- **WORK INSTRUCTION**:
The records that follow must be reproduced in full, with every picture excluded.
- Opening Delimiter -
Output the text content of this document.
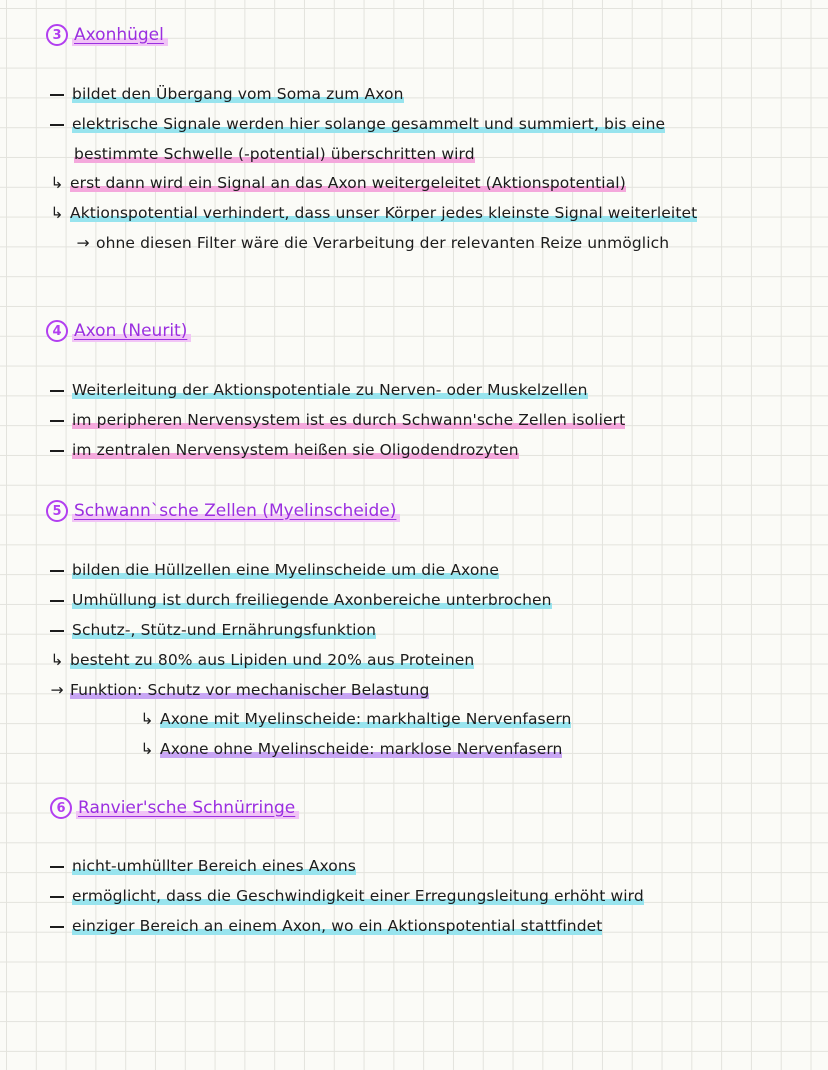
3 Axonhügel
bildet den Übergang vom Soma zum Axon
elektrische Signale werden hier solange gesammelt und summiert, bis eine
bestimmte Schwelle (-potential) überschritten wird
↳ erst dann wird ein Signal an das Axon weitergeleitet (Aktionspotential)
↳ Aktionspotential verhindert, dass unser Körper jedes kleinste Signal weiterleitet
→ ohne diesen Filter wäre die Verarbeitung der relevanten Reize unmöglich
4 Axon (Neurit)
Weiterleitung der Aktionspotentiale zu Nerven- oder Muskelzellen
im peripheren Nervensystem ist es durch Schwann'sche Zellen isoliert
im zentralen Nervensystem heißen sie Oligodendrozyten
5 Schwann`sche Zellen (Myelinscheide)
bilden die Hüllzellen eine Myelinscheide um die Axone
Umhüllung ist durch freiliegende Axonbereiche unterbrochen
Schutz-, Stütz-und Ernährungsfunktion
↳ besteht zu 80% aus Lipiden und 20% aus Proteinen
→ Funktion: Schutz vor mechanischer Belastung
↳ Axone mit Myelinscheide: markhaltige Nervenfasern
↳ Axone ohne Myelinscheide: marklose Nervenfasern
6 Ranvier'sche Schnürringe
nicht-umhüllter Bereich eines Axons
ermöglicht, dass die Geschwindigkeit einer Erregungsleitung erhöht wird
einziger Bereich an einem Axon, wo ein Aktionspotential stattfindet
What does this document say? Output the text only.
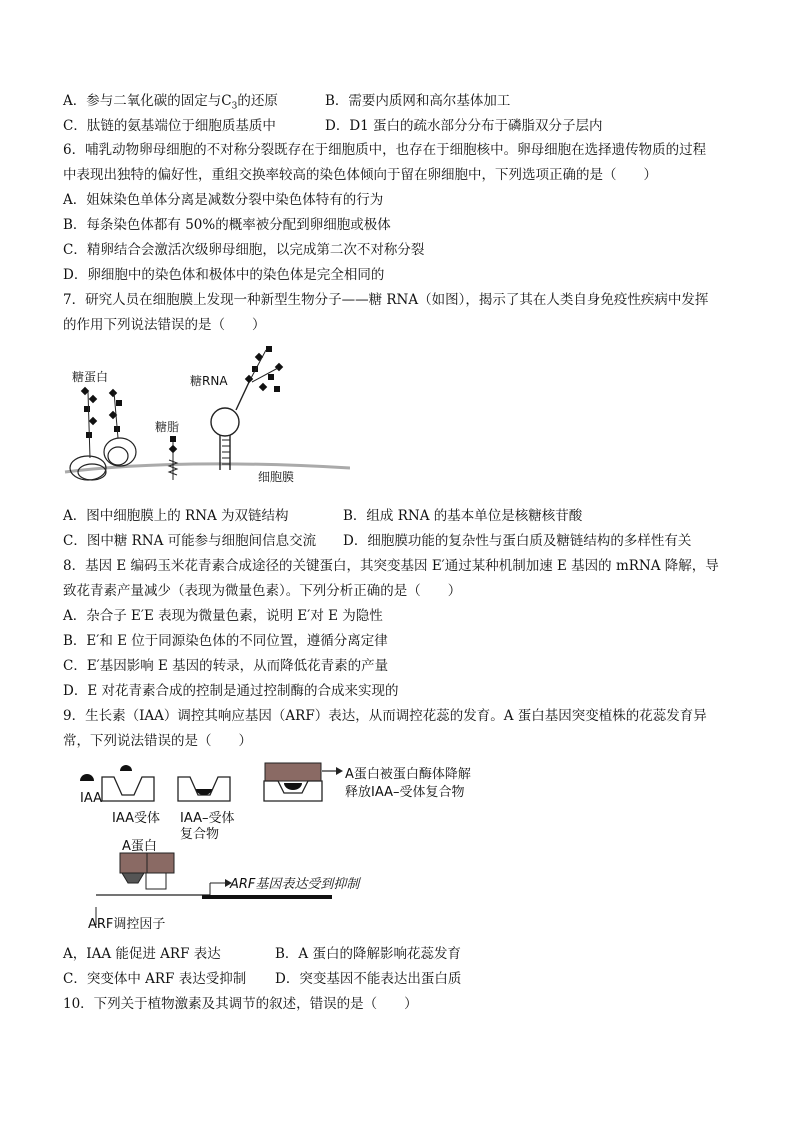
A．参与二氧化碳的固定与$C_3$的还原	B．需要内质网和高尔基体加工
C．肽链的氨基端位于细胞质基质中	D．D1 蛋白的疏水部分分布于磷脂双分子层内
6．哺乳动物卵母细胞的不对称分裂既存在于细胞质中，也存在于细胞核中。卵母细胞在选择遗传物质的过程
中表现出独特的偏好性，重组交换率较高的染色体倾向于留在卵细胞中，下列选项正确的是（　　）
A．姐妹染色单体分离是减数分裂中染色体特有的行为
B．每条染色体都有 50%的概率被分配到卵细胞或极体
C．精卵结合会激活次级卵母细胞，以完成第二次不对称分裂
D．卵细胞中的染色体和极体中的染色体是完全相同的
7．研究人员在细胞膜上发现一种新型生物分子——糖 RNA（如图），揭示了其在人类自身免疫性疾病中发挥
的作用下列说法错误的是（　　）
糖蛋白	糖RNA
糖脂
细胞膜
A．图中细胞膜上的 RNA 为双链结构	B．组成 RNA 的基本单位是核糖核苷酸
C．图中糖 RNA 可能参与细胞间信息交流 D．细胞膜功能的复杂性与蛋白质及糖链结构的多样性有关
8．基因 E 编码玉米花青素合成途径的关键蛋白，其突变基因 E′通过某种机制加速 E 基因的 mRNA 降解，导
致花青素产量减少（表现为微量色素）。下列分析正确的是（　　）
A．杂合子 E′E 表现为微量色素，说明 E′对 E 为隐性
B．E′和 E 位于同源染色体的不同位置，遵循分离定律
C．E′基因影响 E 基因的转录，从而降低花青素的产量
D．E 对花青素合成的控制是通过控制酶的合成来实现的
9．生长素（IAA）调控其响应基因（ARF）表达，从而调控花蕊的发育。A 蛋白基因突变植株的花蕊发育异
常，下列说法错误的是（　　）
IAA
IAA受体 IAA–受体
复合物
A蛋白被蛋白酶体降解
释放IAA–受体复合物
A蛋白
ARF基因表达受到抑制
ARF调控因子
A，IAA 能促进 ARF 表达	B．A 蛋白的降解影响花蕊发育
C．突变体中 ARF 表达受抑制 D．突变基因不能表达出蛋白质
10．下列关于植物激素及其调节的叙述，错误的是（　　）
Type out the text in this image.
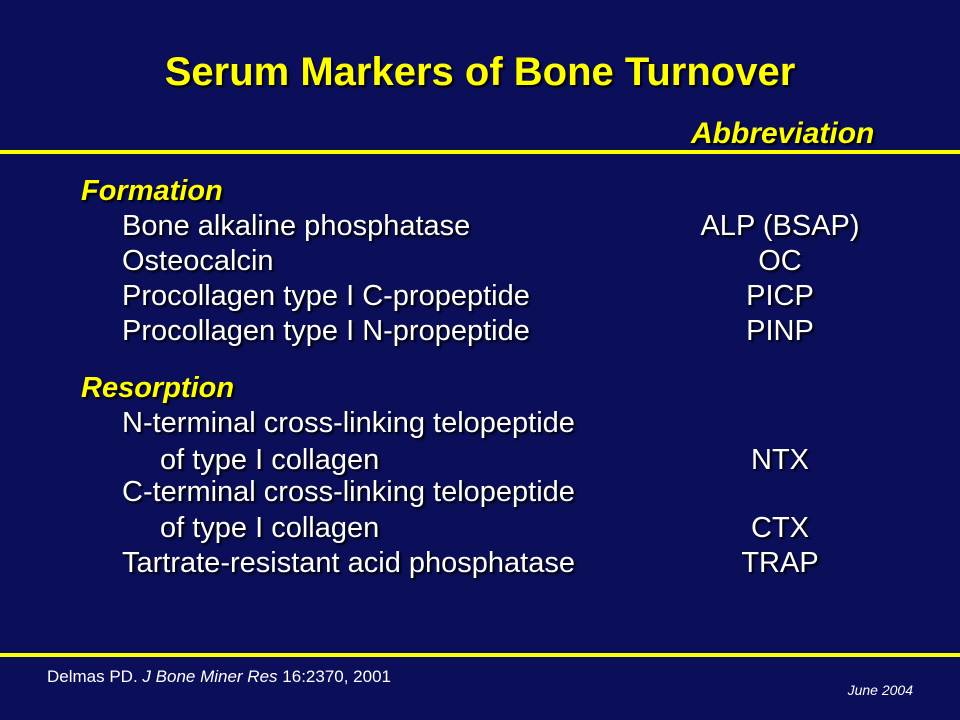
Serum Markers of Bone Turnover
Abbreviation
Formation
Bone alkaline phosphatase	ALP (BSAP)
Osteocalcin	OC
Procollagen type I C-propeptide	PICP
Procollagen type I N-propeptide	PINP
Resorption
N-terminal cross-linking telopeptide
of type I collagen	NTX
C-terminal cross-linking telopeptide
of type I collagen	CTX
Tartrate-resistant acid phosphatase	TRAP
Delmas PD. J Bone Miner Res 16:2370, 2001
June 2004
- Closing Delimiter -
- **REPLY**:
Output the text content of this document.
3 Axonhügel
bildet den Übergang vom Soma zum Axon
elektrische Signale werden hier solange gesammelt und summiert, bis eine
bestimmte Schwelle (-potential) überschritten wird
↳ erst dann wird ein Signal an das Axon weitergeleitet (Aktionspotential)
↳ Aktionspotential verhindert, dass unser Körper jedes kleinste Signal weiterleitet
→ ohne diesen Filter wäre die Verarbeitung der relevanten Reize unmöglich
4 Axon (Neurit)
Weiterleitung der Aktionspotentiale zu Nerven- oder Muskelzellen
im peripheren Nervensystem ist es durch Schwann'sche Zellen isoliert
im zentralen Nervensystem heißen sie Oligodendrozyten
5 Schwann`sche Zellen (Myelinscheide)
bilden die Hüllzellen eine Myelinscheide um die Axone
Umhüllung ist durch freiliegende Axonbereiche unterbrochen
Schutz-, Stütz-und Ernährungsfunktion
↳ besteht zu 80% aus Lipiden und 20% aus Proteinen
→ Funktion: Schutz vor mechanischer Belastung
↳ Axone mit Myelinscheide: markhaltige Nervenfasern
↳ Axone ohne Myelinscheide: marklose Nervenfasern
6 Ranvier'sche Schnürringe
nicht-umhüllter Bereich eines Axons
ermöglicht, dass die Geschwindigkeit einer Erregungsleitung erhöht wird
einziger Bereich an einem Axon, wo ein Aktionspotential stattfindet
What does this document say? Output the text only.
A．参与二氧化碳的固定与$C_3$的还原	B．需要内质网和高尔基体加工
C．肽链的氨基端位于细胞质基质中	D．D1 蛋白的疏水部分分布于磷脂双分子层内
6．哺乳动物卵母细胞的不对称分裂既存在于细胞质中，也存在于细胞核中。卵母细胞在选择遗传物质的过程
中表现出独特的偏好性，重组交换率较高的染色体倾向于留在卵细胞中，下列选项正确的是（　　）
A．姐妹染色单体分离是减数分裂中染色体特有的行为
B．每条染色体都有 50%的概率被分配到卵细胞或极体
C．精卵结合会激活次级卵母细胞，以完成第二次不对称分裂
D．卵细胞中的染色体和极体中的染色体是完全相同的
7．研究人员在细胞膜上发现一种新型生物分子——糖 RNA（如图），揭示了其在人类自身免疫性疾病中发挥
的作用下列说法错误的是（　　）
糖蛋白	糖RNA
糖脂
细胞膜
A．图中细胞膜上的 RNA 为双链结构	B．组成 RNA 的基本单位是核糖核苷酸
C．图中糖 RNA 可能参与细胞间信息交流 D．细胞膜功能的复杂性与蛋白质及糖链结构的多样性有关
8．基因 E 编码玉米花青素合成途径的关键蛋白，其突变基因 E′通过某种机制加速 E 基因的 mRNA 降解，导
致花青素产量减少（表现为微量色素）。下列分析正确的是（　　）
A．杂合子 E′E 表现为微量色素，说明 E′对 E 为隐性
B．E′和 E 位于同源染色体的不同位置，遵循分离定律
C．E′基因影响 E 基因的转录，从而降低花青素的产量
D．E 对花青素合成的控制是通过控制酶的合成来实现的
9．生长素（IAA）调控其响应基因（ARF）表达，从而调控花蕊的发育。A 蛋白基因突变植株的花蕊发育异
常，下列说法错误的是（　　）
IAA
IAA受体 IAA–受体
复合物
A蛋白被蛋白酶体降解
释放IAA–受体复合物
A蛋白
ARF基因表达受到抑制
ARF调控因子
A，IAA 能促进 ARF 表达	B．A 蛋白的降解影响花蕊发育
C．突变体中 ARF 表达受抑制 D．突变基因不能表达出蛋白质
10．下列关于植物激素及其调节的叙述，错误的是（　　）
Type out the text in this image.
Serum Markers of Bone Turnover
Abbreviation
Formation
Bone alkaline phosphatase	ALP (BSAP)
Osteocalcin	OC
Procollagen type I C-propeptide	PICP
Procollagen type I N-propeptide	PINP
Resorption
N-terminal cross-linking telopeptide
of type I collagen	NTX
C-terminal cross-linking telopeptide
of type I collagen	CTX
Tartrate-resistant acid phosphatase	TRAP
Delmas PD. J Bone Miner Res 16:2370, 2001
June 2004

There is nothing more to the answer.